_WHAT NEEDS TO BE DONE:_ Pick out all lines in the listing holding the string "alle" and copy them.

+++ RECORDS PROVIDED

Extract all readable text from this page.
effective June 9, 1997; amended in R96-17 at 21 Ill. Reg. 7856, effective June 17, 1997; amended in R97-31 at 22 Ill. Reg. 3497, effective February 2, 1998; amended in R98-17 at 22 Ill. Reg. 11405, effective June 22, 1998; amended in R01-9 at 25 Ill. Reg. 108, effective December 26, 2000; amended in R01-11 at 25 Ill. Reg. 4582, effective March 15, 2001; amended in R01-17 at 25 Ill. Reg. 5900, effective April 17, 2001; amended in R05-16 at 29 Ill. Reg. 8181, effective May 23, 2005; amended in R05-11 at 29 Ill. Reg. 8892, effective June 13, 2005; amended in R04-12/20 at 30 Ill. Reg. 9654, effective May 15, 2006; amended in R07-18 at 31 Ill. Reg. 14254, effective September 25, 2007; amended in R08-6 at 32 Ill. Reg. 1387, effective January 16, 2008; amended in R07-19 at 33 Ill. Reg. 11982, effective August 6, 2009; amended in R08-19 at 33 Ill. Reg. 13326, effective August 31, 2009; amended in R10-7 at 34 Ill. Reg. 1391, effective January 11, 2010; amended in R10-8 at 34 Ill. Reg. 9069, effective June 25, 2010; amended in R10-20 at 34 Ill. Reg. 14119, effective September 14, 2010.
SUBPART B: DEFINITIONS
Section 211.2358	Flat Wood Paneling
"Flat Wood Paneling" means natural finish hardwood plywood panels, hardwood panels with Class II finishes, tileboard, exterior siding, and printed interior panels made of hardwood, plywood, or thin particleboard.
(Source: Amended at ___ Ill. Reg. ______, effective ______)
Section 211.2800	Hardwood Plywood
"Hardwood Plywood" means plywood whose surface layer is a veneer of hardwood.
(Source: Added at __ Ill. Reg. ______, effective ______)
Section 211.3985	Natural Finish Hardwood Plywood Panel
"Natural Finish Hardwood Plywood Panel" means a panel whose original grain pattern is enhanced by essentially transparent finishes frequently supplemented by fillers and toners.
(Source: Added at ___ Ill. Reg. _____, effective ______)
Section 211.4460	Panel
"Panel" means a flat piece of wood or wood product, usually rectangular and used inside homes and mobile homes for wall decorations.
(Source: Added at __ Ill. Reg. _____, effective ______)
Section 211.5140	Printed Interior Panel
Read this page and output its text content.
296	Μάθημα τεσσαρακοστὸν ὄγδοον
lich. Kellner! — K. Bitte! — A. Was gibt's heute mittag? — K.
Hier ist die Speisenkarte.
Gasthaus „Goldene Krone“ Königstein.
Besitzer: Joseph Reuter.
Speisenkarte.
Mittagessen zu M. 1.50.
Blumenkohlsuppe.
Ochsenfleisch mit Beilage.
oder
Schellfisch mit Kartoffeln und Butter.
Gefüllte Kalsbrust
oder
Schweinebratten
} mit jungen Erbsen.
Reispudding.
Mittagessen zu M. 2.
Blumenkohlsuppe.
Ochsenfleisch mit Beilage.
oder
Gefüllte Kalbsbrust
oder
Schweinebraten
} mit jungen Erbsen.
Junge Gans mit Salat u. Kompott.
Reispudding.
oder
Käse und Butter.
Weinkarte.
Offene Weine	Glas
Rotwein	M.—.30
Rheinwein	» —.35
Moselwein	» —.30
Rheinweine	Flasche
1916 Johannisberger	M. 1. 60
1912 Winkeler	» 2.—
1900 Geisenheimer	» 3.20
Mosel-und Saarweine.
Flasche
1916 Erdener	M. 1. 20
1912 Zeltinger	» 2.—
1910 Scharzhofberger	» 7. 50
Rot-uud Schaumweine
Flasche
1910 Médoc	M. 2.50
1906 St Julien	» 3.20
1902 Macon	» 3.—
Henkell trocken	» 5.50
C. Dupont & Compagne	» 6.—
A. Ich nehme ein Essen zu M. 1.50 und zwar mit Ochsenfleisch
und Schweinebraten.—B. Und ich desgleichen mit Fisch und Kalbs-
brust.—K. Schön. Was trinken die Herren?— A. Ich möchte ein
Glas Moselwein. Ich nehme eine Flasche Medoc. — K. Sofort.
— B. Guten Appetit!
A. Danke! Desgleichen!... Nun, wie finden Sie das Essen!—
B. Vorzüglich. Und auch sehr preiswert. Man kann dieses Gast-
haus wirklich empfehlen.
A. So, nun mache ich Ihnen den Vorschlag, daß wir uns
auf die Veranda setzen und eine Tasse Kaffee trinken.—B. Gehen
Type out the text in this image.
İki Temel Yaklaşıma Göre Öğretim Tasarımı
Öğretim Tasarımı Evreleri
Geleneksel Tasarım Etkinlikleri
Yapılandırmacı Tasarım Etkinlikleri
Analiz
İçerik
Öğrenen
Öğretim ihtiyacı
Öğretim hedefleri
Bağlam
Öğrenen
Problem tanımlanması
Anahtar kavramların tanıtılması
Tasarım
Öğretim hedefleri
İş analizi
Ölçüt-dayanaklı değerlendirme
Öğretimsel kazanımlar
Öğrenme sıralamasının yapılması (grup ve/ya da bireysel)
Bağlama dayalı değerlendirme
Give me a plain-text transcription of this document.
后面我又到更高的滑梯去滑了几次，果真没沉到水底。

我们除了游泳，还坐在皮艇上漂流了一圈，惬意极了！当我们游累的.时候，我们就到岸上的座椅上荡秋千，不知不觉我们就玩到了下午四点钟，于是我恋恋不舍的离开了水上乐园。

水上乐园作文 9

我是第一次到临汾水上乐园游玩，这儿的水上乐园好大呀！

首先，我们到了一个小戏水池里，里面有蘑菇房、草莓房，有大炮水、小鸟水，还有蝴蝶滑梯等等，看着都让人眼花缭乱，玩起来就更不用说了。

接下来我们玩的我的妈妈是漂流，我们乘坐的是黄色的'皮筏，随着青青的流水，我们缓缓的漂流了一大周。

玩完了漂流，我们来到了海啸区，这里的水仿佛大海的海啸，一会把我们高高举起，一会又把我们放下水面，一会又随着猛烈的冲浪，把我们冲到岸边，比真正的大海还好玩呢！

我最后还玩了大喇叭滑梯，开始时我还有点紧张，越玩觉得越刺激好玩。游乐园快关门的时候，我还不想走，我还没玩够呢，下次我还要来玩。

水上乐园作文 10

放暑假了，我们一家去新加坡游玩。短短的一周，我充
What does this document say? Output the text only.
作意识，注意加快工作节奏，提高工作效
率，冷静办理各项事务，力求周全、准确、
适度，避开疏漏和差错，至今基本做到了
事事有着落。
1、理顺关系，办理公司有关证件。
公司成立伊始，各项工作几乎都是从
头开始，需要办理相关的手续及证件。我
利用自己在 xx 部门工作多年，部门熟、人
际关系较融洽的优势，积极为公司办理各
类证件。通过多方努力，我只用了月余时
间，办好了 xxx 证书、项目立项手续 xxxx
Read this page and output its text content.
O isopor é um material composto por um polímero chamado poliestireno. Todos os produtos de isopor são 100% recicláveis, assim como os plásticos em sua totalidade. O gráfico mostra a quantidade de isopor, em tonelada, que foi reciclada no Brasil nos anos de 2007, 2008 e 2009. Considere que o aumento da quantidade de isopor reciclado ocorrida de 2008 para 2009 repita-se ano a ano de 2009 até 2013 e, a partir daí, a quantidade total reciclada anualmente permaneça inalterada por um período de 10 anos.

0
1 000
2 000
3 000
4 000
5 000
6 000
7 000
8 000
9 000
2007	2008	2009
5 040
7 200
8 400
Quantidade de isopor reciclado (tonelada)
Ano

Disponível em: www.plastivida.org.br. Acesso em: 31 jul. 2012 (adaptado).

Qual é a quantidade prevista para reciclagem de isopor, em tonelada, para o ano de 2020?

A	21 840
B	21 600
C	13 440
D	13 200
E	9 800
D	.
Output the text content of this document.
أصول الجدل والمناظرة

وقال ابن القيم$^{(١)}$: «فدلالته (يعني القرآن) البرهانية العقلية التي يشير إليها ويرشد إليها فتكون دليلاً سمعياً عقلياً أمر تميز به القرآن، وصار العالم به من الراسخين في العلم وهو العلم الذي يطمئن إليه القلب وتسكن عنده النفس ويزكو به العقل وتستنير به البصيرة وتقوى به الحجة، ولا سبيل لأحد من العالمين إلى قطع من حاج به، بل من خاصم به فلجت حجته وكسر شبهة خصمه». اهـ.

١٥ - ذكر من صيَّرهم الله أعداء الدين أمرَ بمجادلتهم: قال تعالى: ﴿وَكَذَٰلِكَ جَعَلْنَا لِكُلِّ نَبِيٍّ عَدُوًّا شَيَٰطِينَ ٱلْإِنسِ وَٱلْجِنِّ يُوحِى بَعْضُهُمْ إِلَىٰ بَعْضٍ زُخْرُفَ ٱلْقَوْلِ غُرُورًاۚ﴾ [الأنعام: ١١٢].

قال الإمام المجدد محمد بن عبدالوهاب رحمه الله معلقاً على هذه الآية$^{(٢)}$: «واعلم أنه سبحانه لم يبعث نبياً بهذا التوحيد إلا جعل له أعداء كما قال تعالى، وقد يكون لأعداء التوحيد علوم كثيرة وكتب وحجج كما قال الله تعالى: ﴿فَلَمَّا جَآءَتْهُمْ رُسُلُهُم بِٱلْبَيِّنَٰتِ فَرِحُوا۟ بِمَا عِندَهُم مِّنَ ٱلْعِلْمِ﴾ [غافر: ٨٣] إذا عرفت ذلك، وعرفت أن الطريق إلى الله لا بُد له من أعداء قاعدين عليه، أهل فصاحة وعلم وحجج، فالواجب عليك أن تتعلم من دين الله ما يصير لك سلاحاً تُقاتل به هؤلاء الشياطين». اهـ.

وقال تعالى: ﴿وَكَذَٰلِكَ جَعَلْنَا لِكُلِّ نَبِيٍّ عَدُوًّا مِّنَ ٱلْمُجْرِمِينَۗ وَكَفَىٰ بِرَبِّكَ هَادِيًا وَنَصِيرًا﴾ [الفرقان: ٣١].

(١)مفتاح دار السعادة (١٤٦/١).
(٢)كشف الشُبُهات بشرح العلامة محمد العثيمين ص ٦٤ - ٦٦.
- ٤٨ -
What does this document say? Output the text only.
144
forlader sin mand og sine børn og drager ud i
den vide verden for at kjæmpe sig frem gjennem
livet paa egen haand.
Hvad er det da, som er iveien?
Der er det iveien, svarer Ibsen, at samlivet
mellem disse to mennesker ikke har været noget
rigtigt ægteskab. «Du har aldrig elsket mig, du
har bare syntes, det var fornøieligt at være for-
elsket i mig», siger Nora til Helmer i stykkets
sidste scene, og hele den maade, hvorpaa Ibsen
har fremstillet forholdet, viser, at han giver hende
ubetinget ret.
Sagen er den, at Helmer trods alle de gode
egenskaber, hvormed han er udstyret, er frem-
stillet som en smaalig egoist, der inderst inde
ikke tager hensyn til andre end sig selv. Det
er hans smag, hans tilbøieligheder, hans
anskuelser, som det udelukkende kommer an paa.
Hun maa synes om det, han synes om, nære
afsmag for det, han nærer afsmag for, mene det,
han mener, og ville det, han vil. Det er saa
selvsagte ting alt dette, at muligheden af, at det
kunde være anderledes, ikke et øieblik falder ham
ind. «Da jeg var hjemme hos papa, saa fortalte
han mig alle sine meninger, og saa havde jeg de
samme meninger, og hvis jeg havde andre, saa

++++++

_ANSWER TO THE TASK:_
Sagen er den, at Helmer trods alle de gode
han mig alle sine meninger, og saa havde jeg de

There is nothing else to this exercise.